## begin The input

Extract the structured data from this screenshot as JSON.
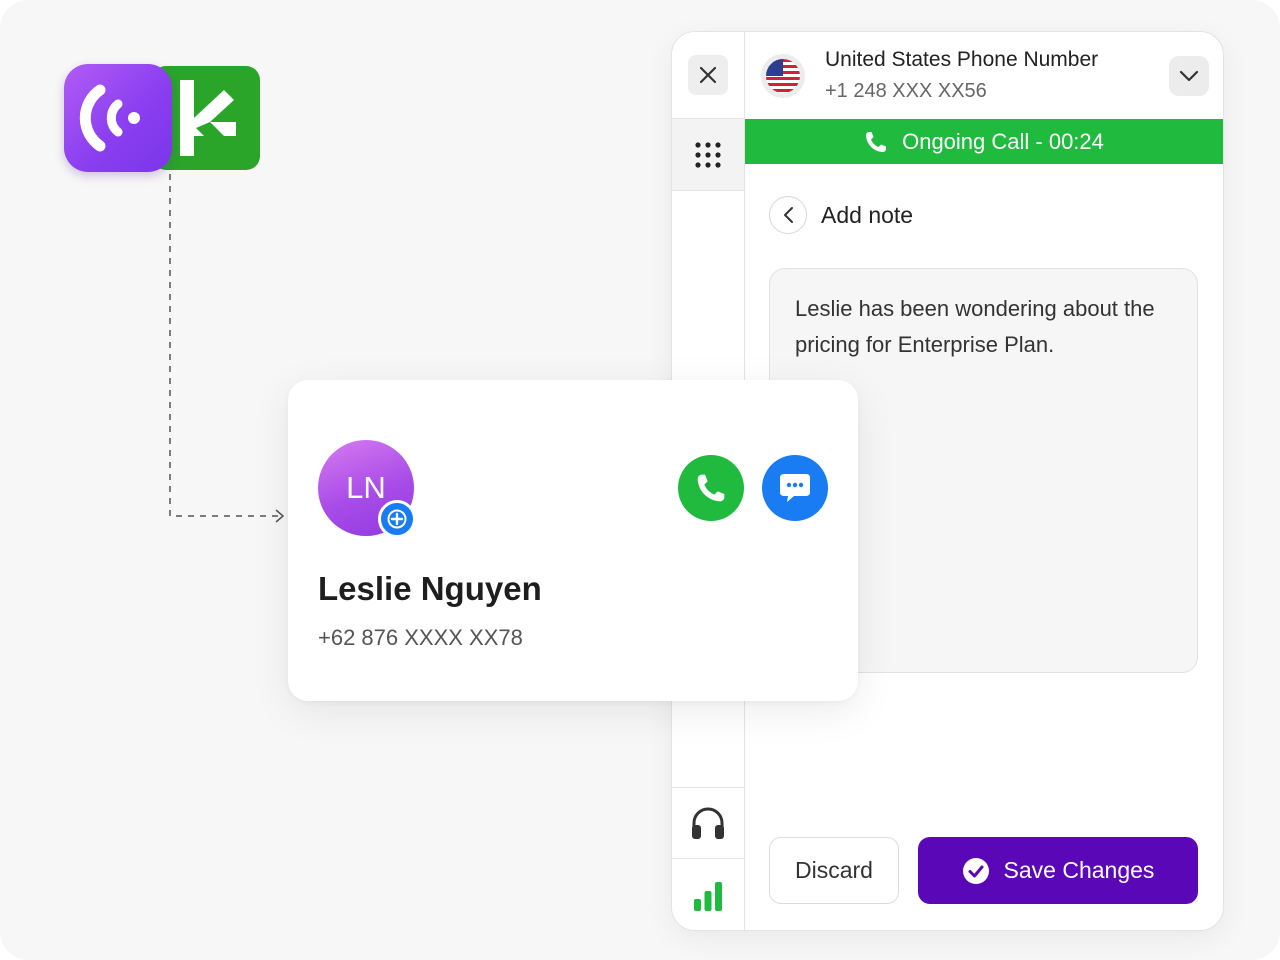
{
  "header": {
    "title": "United States Phone Number",
    "number": "+1 248 XXX XX56"
  },
  "call_status": {
    "label": "Ongoing Call - 00:24",
    "color": "#1fba3e"
  },
  "note": {
    "title": "Add note",
    "text": "Leslie has been wondering about the pricing for Enterprise Plan."
  },
  "actions": {
    "discard_label": "Discard",
    "save_label": "Save Changes",
    "save_color": "#5a07b8"
  },
  "contact": {
    "initials": "LN",
    "name": "Leslie Nguyen",
    "phone": "+62 876 XXXX XX78"
  },
  "icons": {
    "rail": [
      "close-icon",
      "keypad-icon",
      "headset-icon",
      "signal-bars-icon"
    ],
    "logos": [
      "broadcast-logo",
      "k-arrow-logo"
    ]
  },
  "colors": {
    "brand_purple": "#8a3ff0",
    "brand_green": "#2aa52a",
    "accent_blue": "#1a7cf2"
  }
}
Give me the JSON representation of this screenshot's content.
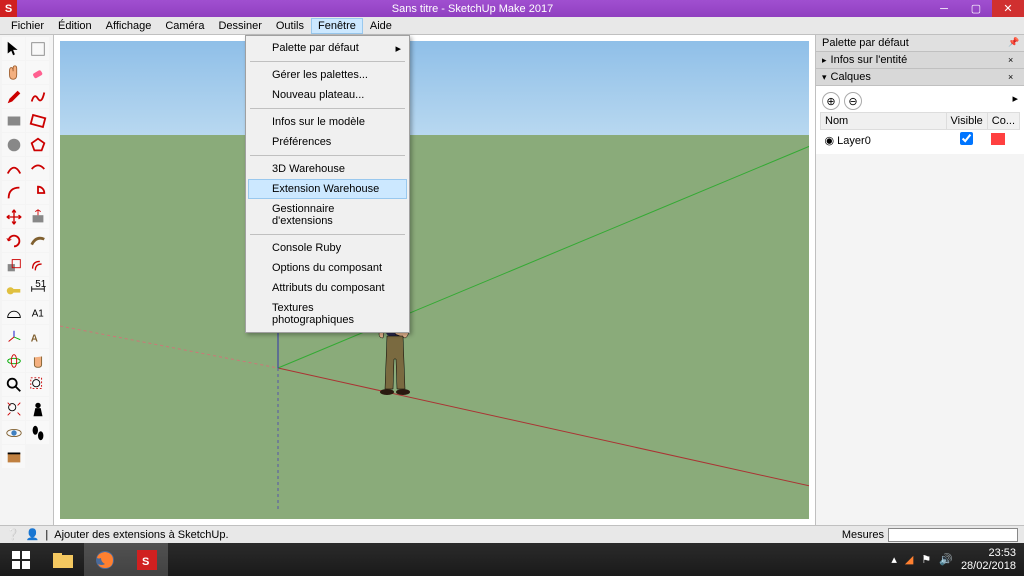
{
  "window": {
    "title": "Sans titre - SketchUp Make 2017"
  },
  "menubar": {
    "items": [
      "Fichier",
      "Édition",
      "Affichage",
      "Caméra",
      "Dessiner",
      "Outils",
      "Fenêtre",
      "Aide"
    ],
    "active_index": 6
  },
  "dropdown": {
    "items": [
      {
        "label": "Palette par défaut",
        "arrow": true
      },
      {
        "sep": true
      },
      {
        "label": "Gérer les palettes..."
      },
      {
        "label": "Nouveau plateau..."
      },
      {
        "sep": true
      },
      {
        "label": "Infos sur le modèle"
      },
      {
        "label": "Préférences"
      },
      {
        "sep": true
      },
      {
        "label": "3D Warehouse"
      },
      {
        "label": "Extension Warehouse",
        "highlight": true
      },
      {
        "label": "Gestionnaire d'extensions"
      },
      {
        "sep": true
      },
      {
        "label": "Console Ruby"
      },
      {
        "label": "Options du composant"
      },
      {
        "label": "Attributs du composant"
      },
      {
        "label": "Textures photographiques"
      }
    ]
  },
  "rightpanel": {
    "title": "Palette par défaut",
    "sect1": "Infos sur l'entité",
    "sect2": "Calques",
    "headers": {
      "name": "Nom",
      "visible": "Visible",
      "color": "Co..."
    },
    "layer": {
      "name": "Layer0",
      "checked": true
    }
  },
  "statusbar": {
    "hint": "Ajouter des extensions à SketchUp.",
    "measure_label": "Mesures"
  },
  "taskbar": {
    "time": "23:53",
    "date": "28/02/2018"
  }
}
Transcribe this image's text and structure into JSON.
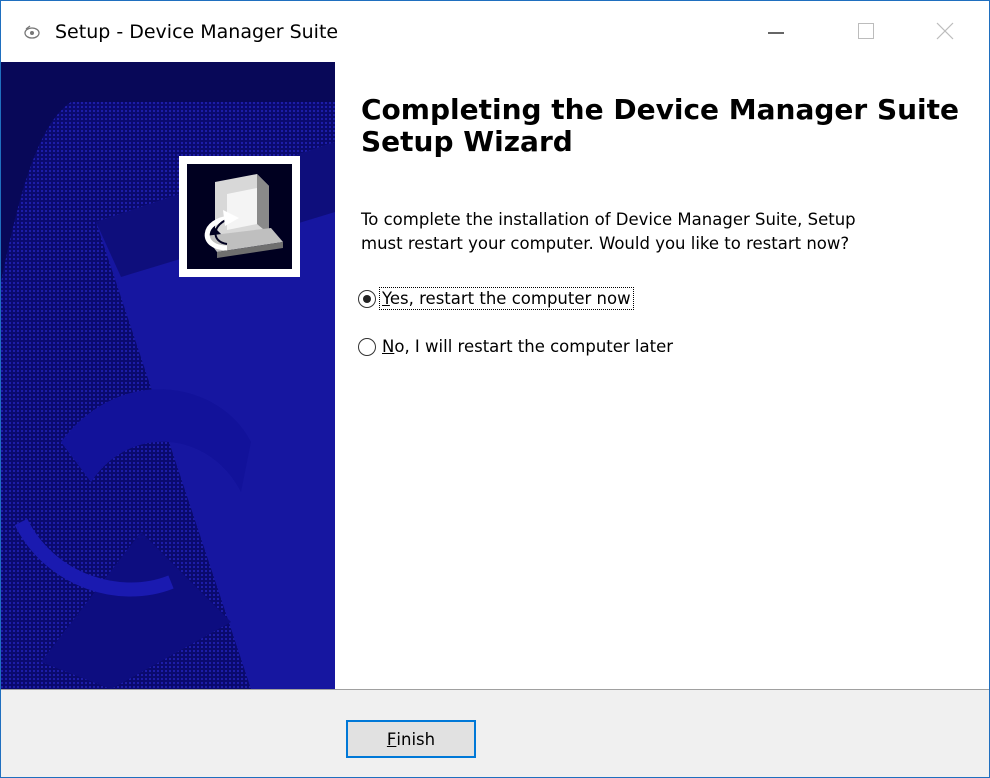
{
  "window": {
    "title": "Setup - Device Manager Suite",
    "controls": {
      "minimize": "minimize-icon",
      "maximize": "maximize-icon",
      "close": "close-icon"
    }
  },
  "wizard": {
    "heading": "Completing the Device Manager Suite Setup Wizard",
    "description": "To complete the installation of Device Manager Suite, Setup\nmust restart your computer. Would you like to restart now?",
    "options": [
      {
        "accel": "Y",
        "rest": "es, restart the computer now",
        "selected": true
      },
      {
        "accel": "N",
        "rest": "o, I will restart the computer later",
        "selected": false
      }
    ]
  },
  "footer": {
    "finish_accel": "F",
    "finish_rest": "inish"
  },
  "colors": {
    "sidebar": "#0a0a6e",
    "sidebar_stripe": "#1c1cb4",
    "accent_border": "#0078d7",
    "footer_bg": "#f0f0f0"
  }
}
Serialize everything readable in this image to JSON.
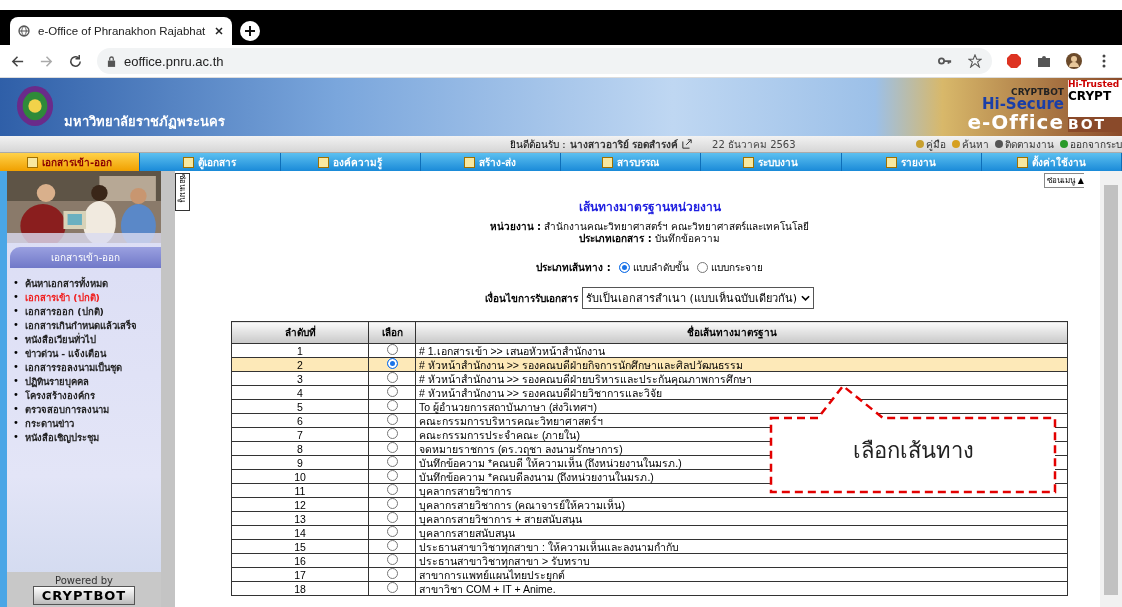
{
  "browser": {
    "tab_title": "e-Office of Phranakhon Rajabhat",
    "url": "eoffice.pnru.ac.th"
  },
  "banner": {
    "university_name": "มหาวิทยาลัยราชภัฏพระนคร",
    "brand_top": "CRYPTBOT",
    "brand_secure": "Hi-Secure",
    "brand_office": "e-Office",
    "brand_trusted": "Hi-Trusted",
    "brand_crypt": "CRYPT",
    "brand_bot": "BOT"
  },
  "info_bar": {
    "welcome": "ยินดีต้อนรับ :",
    "user": "นางสาวอาริย์ รอดสำรงค์",
    "date": "22 ธันวาคม 2563",
    "links": [
      "คู่มือ",
      "ค้นหา",
      "ติดตามงาน",
      "ออกจากระบ"
    ]
  },
  "nav": [
    {
      "label": "เอกสารเข้า-ออก",
      "selected": true
    },
    {
      "label": "ตู้เอกสาร",
      "selected": false
    },
    {
      "label": "องค์ความรู้",
      "selected": false
    },
    {
      "label": "สร้าง-ส่ง",
      "selected": false
    },
    {
      "label": "สารบรรณ",
      "selected": false
    },
    {
      "label": "ระบบงาน",
      "selected": false
    },
    {
      "label": "รายงาน",
      "selected": false
    },
    {
      "label": "ตั้งค่าใช้งาน",
      "selected": false
    }
  ],
  "sidebar": {
    "header": "เอกสารเข้า-ออก",
    "bullet": "•",
    "hide_tab": "ซ่อนเมนู",
    "items": [
      {
        "label": "ค้นหาเอกสารทั้งหมด",
        "selected": false
      },
      {
        "label": "เอกสารเข้า (ปกติ)",
        "selected": true
      },
      {
        "label": "เอกสารออก (ปกติ)",
        "selected": false
      },
      {
        "label": "เอกสารเกินกำหนดแล้วเสร็จ",
        "selected": false
      },
      {
        "label": "หนังสือเวียนทั่วไป",
        "selected": false
      },
      {
        "label": "ข่าวด่วน - แจ้งเตือน",
        "selected": false
      },
      {
        "label": "เอกสารรอลงนามเป็นชุด",
        "selected": false
      },
      {
        "label": "ปฏิทินรายบุคคล",
        "selected": false
      },
      {
        "label": "โครงสร้างองค์กร",
        "selected": false
      },
      {
        "label": "ตรวจสอบการลงนาม",
        "selected": false
      },
      {
        "label": "กระดานข่าว",
        "selected": false
      },
      {
        "label": "หนังสือเชิญประชุม",
        "selected": false
      }
    ],
    "powered_by": "Powered by",
    "brand": "CRYPTBOT"
  },
  "main": {
    "hide_menu": "ซ่อนเมนู ▲",
    "title": "เส้นทางมาตรฐานหน่วยงาน",
    "unit_label": "หน่วยงาน :",
    "unit_value": "สำนักงานคณะวิทยาศาสตร์ฯ คณะวิทยาศาสตร์และเทคโนโลยี",
    "doc_type_label": "ประเภทเอกสาร :",
    "doc_type_value": "บันทึกข้อความ",
    "route_type_label": "ประเภทเส้นทาง :",
    "route_options": [
      {
        "label": "แบบลำดับขั้น",
        "selected": true
      },
      {
        "label": "แบบกระจาย",
        "selected": false
      }
    ],
    "condition_label": "เงื่อนไขการรับเอกสาร",
    "condition_value": "รับเป็นเอกสารสำเนา (แบบเห็นฉบับเดียวกัน)",
    "columns": [
      "ลำดับที่",
      "เลือก",
      "ชื่อเส้นทางมาตรฐาน"
    ],
    "rows": [
      {
        "no": "1",
        "name": "# 1.เอกสารเข้า >> เสนอหัวหน้าสำนักงาน",
        "selected": false
      },
      {
        "no": "2",
        "name": "# หัวหน้าสำนักงาน >> รองคณบดีฝ่ายกิจการนักศึกษาและศิลปวัฒนธรรม",
        "selected": true
      },
      {
        "no": "3",
        "name": "# หัวหน้าสำนักงาน >> รองคณบดีฝ่ายบริหารและประกันคุณภาพการศึกษา",
        "selected": false
      },
      {
        "no": "4",
        "name": "# หัวหน้าสำนักงาน >> รองคณบดีฝ่ายวิชาการและวิจัย",
        "selected": false
      },
      {
        "no": "5",
        "name": "To ผู้อำนวยการสถาบันภาษา (ส่งวิเทศฯ)",
        "selected": false
      },
      {
        "no": "6",
        "name": "คณะกรรมการบริหารคณะวิทยาศาสตร์ฯ",
        "selected": false
      },
      {
        "no": "7",
        "name": "คณะกรรมการประจำคณะ (ภายใน)",
        "selected": false
      },
      {
        "no": "8",
        "name": "จดหมายราชการ (ดร.วฤชา ลงนามรักษาการ)",
        "selected": false
      },
      {
        "no": "9",
        "name": "บันทึกข้อความ *คณบดี ให้ความเห็น (ถึงหน่วยงานในมรภ.)",
        "selected": false
      },
      {
        "no": "10",
        "name": "บันทึกข้อความ *คณบดีลงนาม (ถึงหน่วยงานในมรภ.)",
        "selected": false
      },
      {
        "no": "11",
        "name": "บุคลากรสายวิชาการ",
        "selected": false
      },
      {
        "no": "12",
        "name": "บุคลากรสายวิชาการ (คณาจารย์ให้ความเห็น)",
        "selected": false
      },
      {
        "no": "13",
        "name": "บุคลากรสายวิชาการ + สายสนับสนุน",
        "selected": false
      },
      {
        "no": "14",
        "name": "บุคลากรสายสนับสนุน",
        "selected": false
      },
      {
        "no": "15",
        "name": "ประธานสาขาวิชาทุกสาขา : ให้ความเห็นและลงนามกำกับ",
        "selected": false
      },
      {
        "no": "16",
        "name": "ประธานสาขาวิชาทุกสาขา > รับทราบ",
        "selected": false
      },
      {
        "no": "17",
        "name": "สาขาการแพทย์แผนไทยประยุกต์",
        "selected": false
      },
      {
        "no": "18",
        "name": "สาขาวิชา COM + IT + Anime.",
        "selected": false
      }
    ]
  },
  "callout": {
    "text": "เลือกเส้นทาง"
  }
}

## end The input

◆ The problem
Collect the lines of the data that carry the word "screenshot".

◆ Worked answer
Extract the structured data from this screenshot as JSON.
Give me the JSON representation of this screenshot's content.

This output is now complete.